▶ [Problem to work on]: Gather all lines with the word "PSAR" in them.

* start Listing *

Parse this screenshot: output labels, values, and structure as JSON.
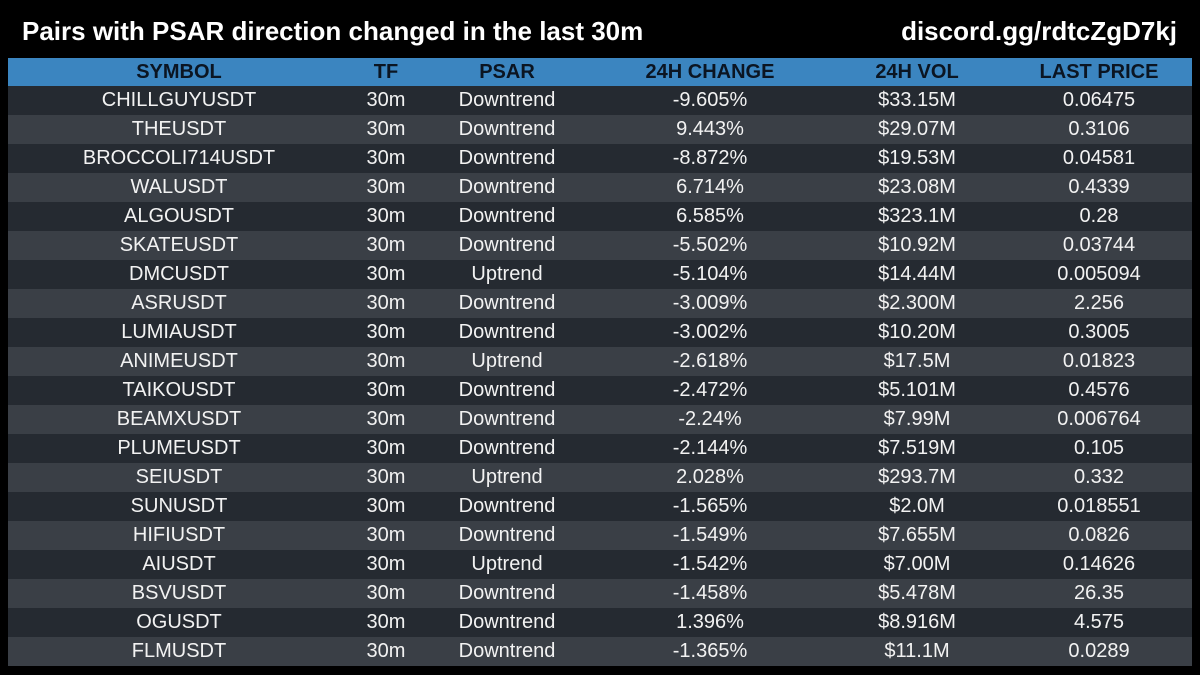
{
  "header": {
    "title": "Pairs with PSAR direction changed in the last 30m",
    "link": "discord.gg/rdtcZgD7kj"
  },
  "colors": {
    "background": "#000000",
    "header_row": "#3b85c0",
    "row_dark": "#252a31",
    "row_light": "#3a3f46"
  },
  "table": {
    "columns": [
      "SYMBOL",
      "TF",
      "PSAR",
      "24H CHANGE",
      "24H VOL",
      "LAST PRICE"
    ],
    "rows": [
      [
        "CHILLGUYUSDT",
        "30m",
        "Downtrend",
        "-9.605%",
        "$33.15M",
        "0.06475"
      ],
      [
        "THEUSDT",
        "30m",
        "Downtrend",
        "9.443%",
        "$29.07M",
        "0.3106"
      ],
      [
        "BROCCOLI714USDT",
        "30m",
        "Downtrend",
        "-8.872%",
        "$19.53M",
        "0.04581"
      ],
      [
        "WALUSDT",
        "30m",
        "Downtrend",
        "6.714%",
        "$23.08M",
        "0.4339"
      ],
      [
        "ALGOUSDT",
        "30m",
        "Downtrend",
        "6.585%",
        "$323.1M",
        "0.28"
      ],
      [
        "SKATEUSDT",
        "30m",
        "Downtrend",
        "-5.502%",
        "$10.92M",
        "0.03744"
      ],
      [
        "DMCUSDT",
        "30m",
        "Uptrend",
        "-5.104%",
        "$14.44M",
        "0.005094"
      ],
      [
        "ASRUSDT",
        "30m",
        "Downtrend",
        "-3.009%",
        "$2.300M",
        "2.256"
      ],
      [
        "LUMIAUSDT",
        "30m",
        "Downtrend",
        "-3.002%",
        "$10.20M",
        "0.3005"
      ],
      [
        "ANIMEUSDT",
        "30m",
        "Uptrend",
        "-2.618%",
        "$17.5M",
        "0.01823"
      ],
      [
        "TAIKOUSDT",
        "30m",
        "Downtrend",
        "-2.472%",
        "$5.101M",
        "0.4576"
      ],
      [
        "BEAMXUSDT",
        "30m",
        "Downtrend",
        "-2.24%",
        "$7.99M",
        "0.006764"
      ],
      [
        "PLUMEUSDT",
        "30m",
        "Downtrend",
        "-2.144%",
        "$7.519M",
        "0.105"
      ],
      [
        "SEIUSDT",
        "30m",
        "Uptrend",
        "2.028%",
        "$293.7M",
        "0.332"
      ],
      [
        "SUNUSDT",
        "30m",
        "Downtrend",
        "-1.565%",
        "$2.0M",
        "0.018551"
      ],
      [
        "HIFIUSDT",
        "30m",
        "Downtrend",
        "-1.549%",
        "$7.655M",
        "0.0826"
      ],
      [
        "AIUSDT",
        "30m",
        "Uptrend",
        "-1.542%",
        "$7.00M",
        "0.14626"
      ],
      [
        "BSVUSDT",
        "30m",
        "Downtrend",
        "-1.458%",
        "$5.478M",
        "26.35"
      ],
      [
        "OGUSDT",
        "30m",
        "Downtrend",
        "1.396%",
        "$8.916M",
        "4.575"
      ],
      [
        "FLMUSDT",
        "30m",
        "Downtrend",
        "-1.365%",
        "$11.1M",
        "0.0289"
      ]
    ]
  }
}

* end Listing *

▶ [Full response]:
    "title": "Pairs with PSAR direction changed in the last 30m",
      "PSAR",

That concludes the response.